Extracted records
-----

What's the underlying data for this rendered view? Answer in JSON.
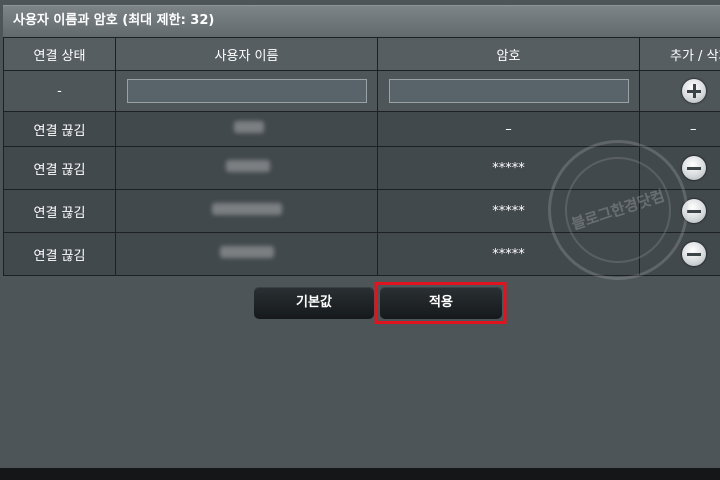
{
  "panel": {
    "title": "사용자 이름과 암호 (최대 제한: 32)"
  },
  "table": {
    "headers": [
      "연결 상태",
      "사용자 이름",
      "암호",
      "추가 / 삭제"
    ],
    "input_row": {
      "status": "-"
    },
    "rows": [
      {
        "status": "연결 끊김",
        "password": "–",
        "action": "–"
      },
      {
        "status": "연결 끊김",
        "password": "*****"
      },
      {
        "status": "연결 끊김",
        "password": "*****"
      },
      {
        "status": "연결 끊김",
        "password": "*****"
      }
    ]
  },
  "icons": {
    "add": "plus-circle-icon",
    "remove": "minus-circle-icon"
  },
  "watermark": {
    "text": "블로그한경닷컴"
  },
  "buttons": {
    "default_label": "기본값",
    "apply_label": "적용"
  },
  "colors": {
    "highlight": "#e0141e",
    "background": "#4d5559"
  }
}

-----

Using the data above, write out every line exactly, leaving the images behind.

REPLY =>
What's the underlying data for this rendered view? Answer in JSON.
{
  "panel": {
    "title": "사용자 이름과 암호 (최대 제한: 32)"
  },
  "table": {
    "headers": [
      "연결 상태",
      "사용자 이름",
      "암호",
      "추가 / 삭제"
    ],
    "input_row": {
      "status": "-"
    },
    "rows": [
      {
        "status": "연결 끊김",
        "password": "–",
        "action": "–"
      },
      {
        "status": "연결 끊김",
        "password": "*****"
      },
      {
        "status": "연결 끊김",
        "password": "*****"
      },
      {
        "status": "연결 끊김",
        "password": "*****"
      }
    ]
  },
  "icons": {
    "add": "plus-circle-icon",
    "remove": "minus-circle-icon"
  },
  "watermark": {
    "text": "블로그한경닷컴"
  },
  "buttons": {
    "default_label": "기본값",
    "apply_label": "적용"
  },
  "colors": {
    "highlight": "#e0141e",
    "background": "#4d5559"
  }
}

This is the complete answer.